# PROBLEM REQUIREMENTS:
Skip the pictures. Reproduce all other material exactly.

# RECORDS FOR THE TASK:
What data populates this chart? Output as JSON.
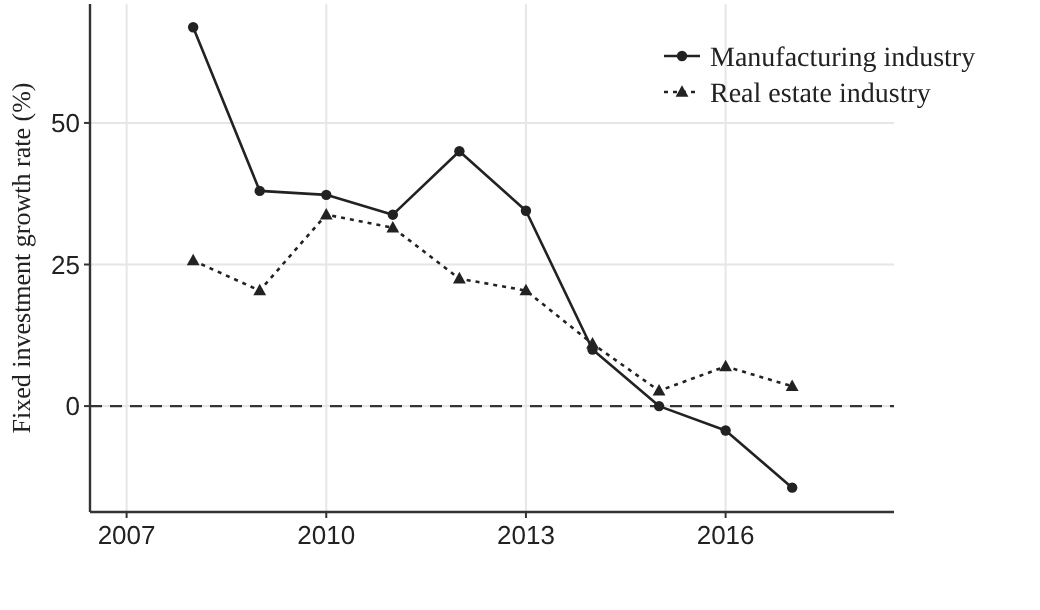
{
  "chart_data": {
    "type": "line",
    "ylabel": "Fixed investment growth rate (%)",
    "x": [
      2008,
      2009,
      2010,
      2011,
      2012,
      2013,
      2014,
      2015,
      2016,
      2017
    ],
    "series": [
      {
        "name": "Manufacturing industry",
        "color": "#222222",
        "marker": "circle",
        "line_style": "solid",
        "values": [
          66.9,
          38,
          37.3,
          33.8,
          45,
          34.5,
          10,
          0,
          -4.3,
          -14.4
        ]
      },
      {
        "name": "Real estate industry",
        "color": "#222222",
        "marker": "triangle",
        "line_style": "dotted",
        "values": [
          25.7,
          20.4,
          33.8,
          31.5,
          22.5,
          20.4,
          11,
          2.7,
          7,
          3.5
        ]
      }
    ],
    "xlim": [
      2006.45,
      2018.53
    ],
    "xticks": [
      2007,
      2010,
      2013,
      2016
    ],
    "ylim": [
      -18.7,
      71
    ],
    "yticks": [
      0,
      25,
      50
    ],
    "grid": true,
    "legend": "top right",
    "ref_lines": [
      {
        "axis": "y",
        "value": 0,
        "line_style": "dashed",
        "color": "#333333"
      }
    ]
  }
}
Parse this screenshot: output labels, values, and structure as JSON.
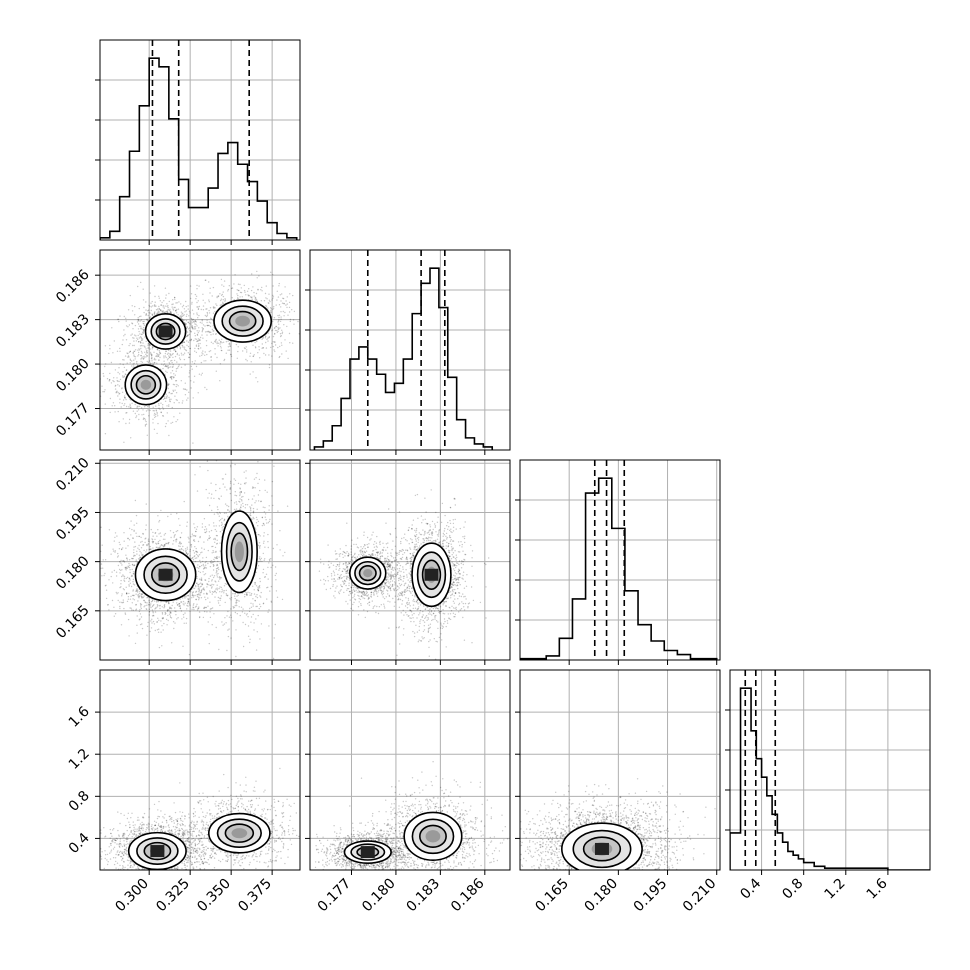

# RESULT FOR THIS EXERCISE:
What data populates this chart? Output as JSON.
{
  "chart_data": {
    "type": "line",
    "ylabel": "Fixed investment growth rate (%)",
    "x": [
      2008,
      2009,
      2010,
      2011,
      2012,
      2013,
      2014,
      2015,
      2016,
      2017
    ],
    "series": [
      {
        "name": "Manufacturing industry",
        "color": "#222222",
        "marker": "circle",
        "line_style": "solid",
        "values": [
          66.9,
          38,
          37.3,
          33.8,
          45,
          34.5,
          10,
          0,
          -4.3,
          -14.4
        ]
      },
      {
        "name": "Real estate industry",
        "color": "#222222",
        "marker": "triangle",
        "line_style": "dotted",
        "values": [
          25.7,
          20.4,
          33.8,
          31.5,
          22.5,
          20.4,
          11,
          2.7,
          7,
          3.5
        ]
      }
    ],
    "xlim": [
      2006.45,
      2018.53
    ],
    "xticks": [
      2007,
      2010,
      2013,
      2016
    ],
    "ylim": [
      -18.7,
      71
    ],
    "yticks": [
      0,
      25,
      50
    ],
    "grid": true,
    "legend": "top right",
    "ref_lines": [
      {
        "axis": "y",
        "value": 0,
        "line_style": "dashed",
        "color": "#333333"
      }
    ]
  }
}
Parse this screenshot: output labels, values, and structure as JSON.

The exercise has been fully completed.